• **Work required**:
Extract every line below that contains the word "marker".

• **Information shown**:

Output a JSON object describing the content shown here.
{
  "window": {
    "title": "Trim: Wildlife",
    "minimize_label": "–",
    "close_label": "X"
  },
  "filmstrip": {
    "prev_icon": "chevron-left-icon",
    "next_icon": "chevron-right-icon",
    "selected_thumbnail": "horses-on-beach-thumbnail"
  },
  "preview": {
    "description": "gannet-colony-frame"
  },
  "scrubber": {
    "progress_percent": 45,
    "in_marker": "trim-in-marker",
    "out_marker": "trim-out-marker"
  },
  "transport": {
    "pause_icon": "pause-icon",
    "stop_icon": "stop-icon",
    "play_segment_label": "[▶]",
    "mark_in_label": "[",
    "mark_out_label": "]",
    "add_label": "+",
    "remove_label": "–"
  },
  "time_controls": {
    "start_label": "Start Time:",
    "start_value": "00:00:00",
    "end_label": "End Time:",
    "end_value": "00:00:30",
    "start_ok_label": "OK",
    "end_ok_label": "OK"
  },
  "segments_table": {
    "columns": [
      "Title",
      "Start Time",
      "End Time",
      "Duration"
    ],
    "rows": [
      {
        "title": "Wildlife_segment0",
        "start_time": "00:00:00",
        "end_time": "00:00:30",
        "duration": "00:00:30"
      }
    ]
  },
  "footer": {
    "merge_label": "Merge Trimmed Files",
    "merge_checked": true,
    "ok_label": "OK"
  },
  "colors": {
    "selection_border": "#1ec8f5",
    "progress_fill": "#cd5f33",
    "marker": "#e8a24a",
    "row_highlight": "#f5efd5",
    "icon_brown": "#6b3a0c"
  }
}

--

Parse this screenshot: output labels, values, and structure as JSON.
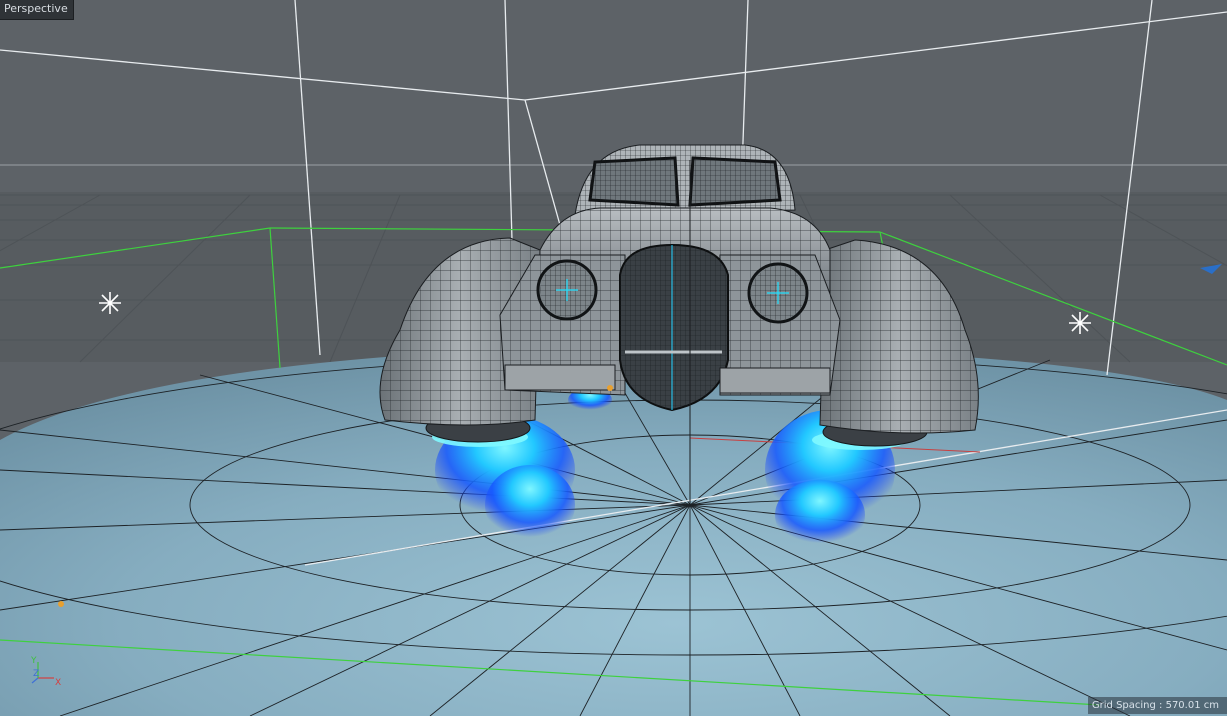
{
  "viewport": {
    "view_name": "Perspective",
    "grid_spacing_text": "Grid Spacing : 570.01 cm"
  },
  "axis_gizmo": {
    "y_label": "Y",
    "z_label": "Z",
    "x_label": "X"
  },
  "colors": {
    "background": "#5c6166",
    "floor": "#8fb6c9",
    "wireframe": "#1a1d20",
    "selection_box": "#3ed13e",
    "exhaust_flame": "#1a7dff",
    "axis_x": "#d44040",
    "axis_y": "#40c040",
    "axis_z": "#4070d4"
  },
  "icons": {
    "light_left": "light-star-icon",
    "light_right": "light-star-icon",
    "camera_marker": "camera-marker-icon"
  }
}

==

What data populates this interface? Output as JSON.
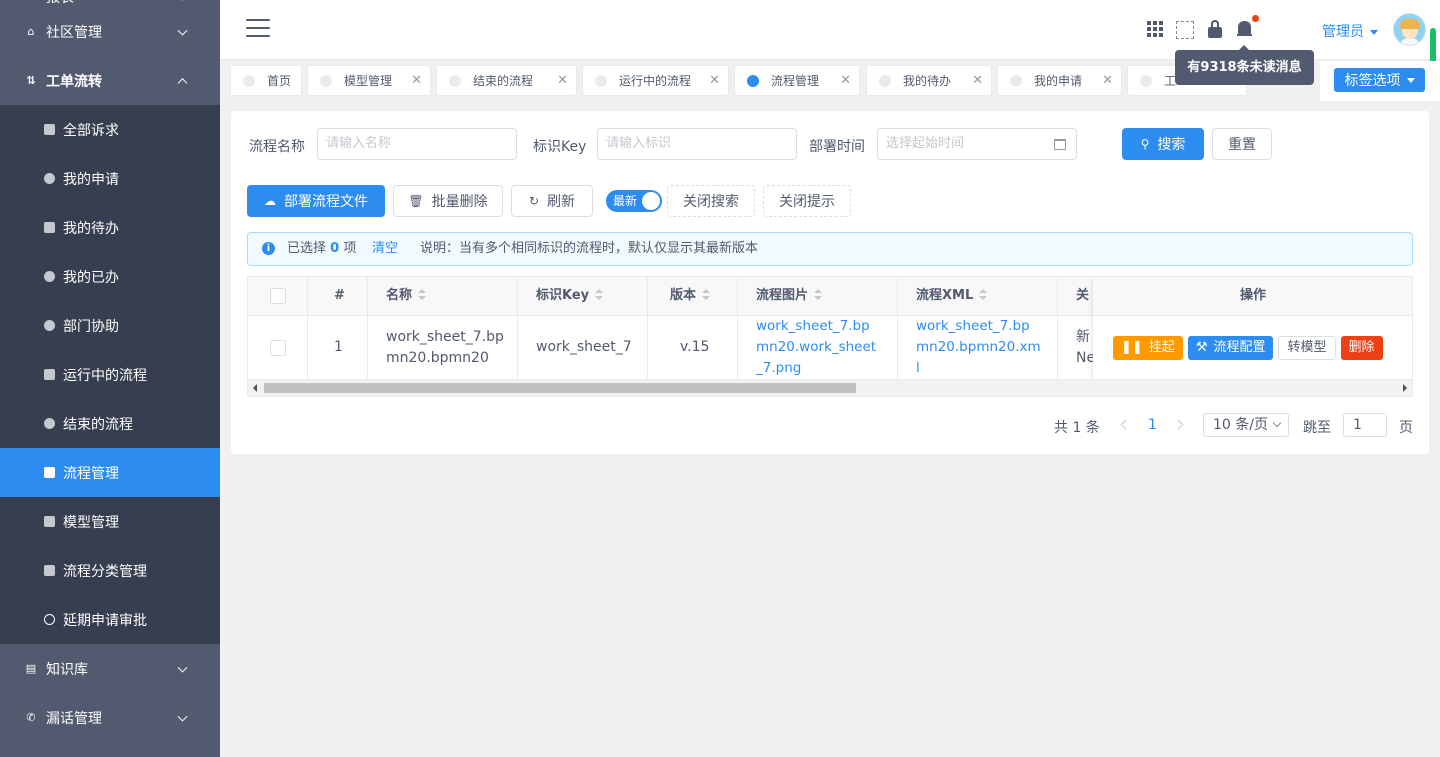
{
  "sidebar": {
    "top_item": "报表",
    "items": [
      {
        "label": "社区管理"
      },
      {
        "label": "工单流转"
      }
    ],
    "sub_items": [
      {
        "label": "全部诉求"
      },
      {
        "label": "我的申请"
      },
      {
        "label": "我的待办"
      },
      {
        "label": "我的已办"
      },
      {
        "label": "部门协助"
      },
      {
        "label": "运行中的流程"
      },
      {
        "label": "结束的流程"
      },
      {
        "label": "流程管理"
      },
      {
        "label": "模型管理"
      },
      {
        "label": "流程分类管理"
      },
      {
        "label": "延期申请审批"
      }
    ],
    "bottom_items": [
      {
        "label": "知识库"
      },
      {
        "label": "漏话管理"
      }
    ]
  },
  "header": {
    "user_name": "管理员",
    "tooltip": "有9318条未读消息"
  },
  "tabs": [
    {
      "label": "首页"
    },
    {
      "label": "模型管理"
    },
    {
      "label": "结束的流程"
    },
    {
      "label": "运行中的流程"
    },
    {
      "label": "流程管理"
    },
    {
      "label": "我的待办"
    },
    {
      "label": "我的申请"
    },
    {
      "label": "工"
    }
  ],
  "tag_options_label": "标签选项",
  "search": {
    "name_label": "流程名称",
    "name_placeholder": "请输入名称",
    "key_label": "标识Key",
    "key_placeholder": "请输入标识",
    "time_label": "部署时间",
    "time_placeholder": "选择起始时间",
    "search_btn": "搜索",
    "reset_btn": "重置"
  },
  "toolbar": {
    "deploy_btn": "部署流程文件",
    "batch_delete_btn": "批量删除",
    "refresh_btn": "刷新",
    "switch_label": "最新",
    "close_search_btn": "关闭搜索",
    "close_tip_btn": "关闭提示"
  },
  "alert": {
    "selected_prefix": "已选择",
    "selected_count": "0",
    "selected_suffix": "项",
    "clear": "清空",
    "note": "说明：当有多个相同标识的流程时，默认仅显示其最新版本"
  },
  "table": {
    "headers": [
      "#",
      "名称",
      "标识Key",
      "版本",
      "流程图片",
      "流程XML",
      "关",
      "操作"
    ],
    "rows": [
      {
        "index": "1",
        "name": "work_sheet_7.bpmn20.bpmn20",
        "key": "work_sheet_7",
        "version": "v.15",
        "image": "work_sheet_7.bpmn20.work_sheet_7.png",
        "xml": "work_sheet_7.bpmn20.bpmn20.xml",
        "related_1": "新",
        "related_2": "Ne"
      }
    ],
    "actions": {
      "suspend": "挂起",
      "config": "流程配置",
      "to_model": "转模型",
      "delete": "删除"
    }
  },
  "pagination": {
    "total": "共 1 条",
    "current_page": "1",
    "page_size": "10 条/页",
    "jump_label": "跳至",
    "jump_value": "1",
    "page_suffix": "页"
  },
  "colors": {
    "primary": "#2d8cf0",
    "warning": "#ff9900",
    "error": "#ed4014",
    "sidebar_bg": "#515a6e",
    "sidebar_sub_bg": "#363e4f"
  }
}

• **Solution**:
    "in_marker": "trim-in-marker",
    "out_marker": "trim-out-marker"
    "marker": "#e8a24a",
    "camera_marker": "camera-marker-icon"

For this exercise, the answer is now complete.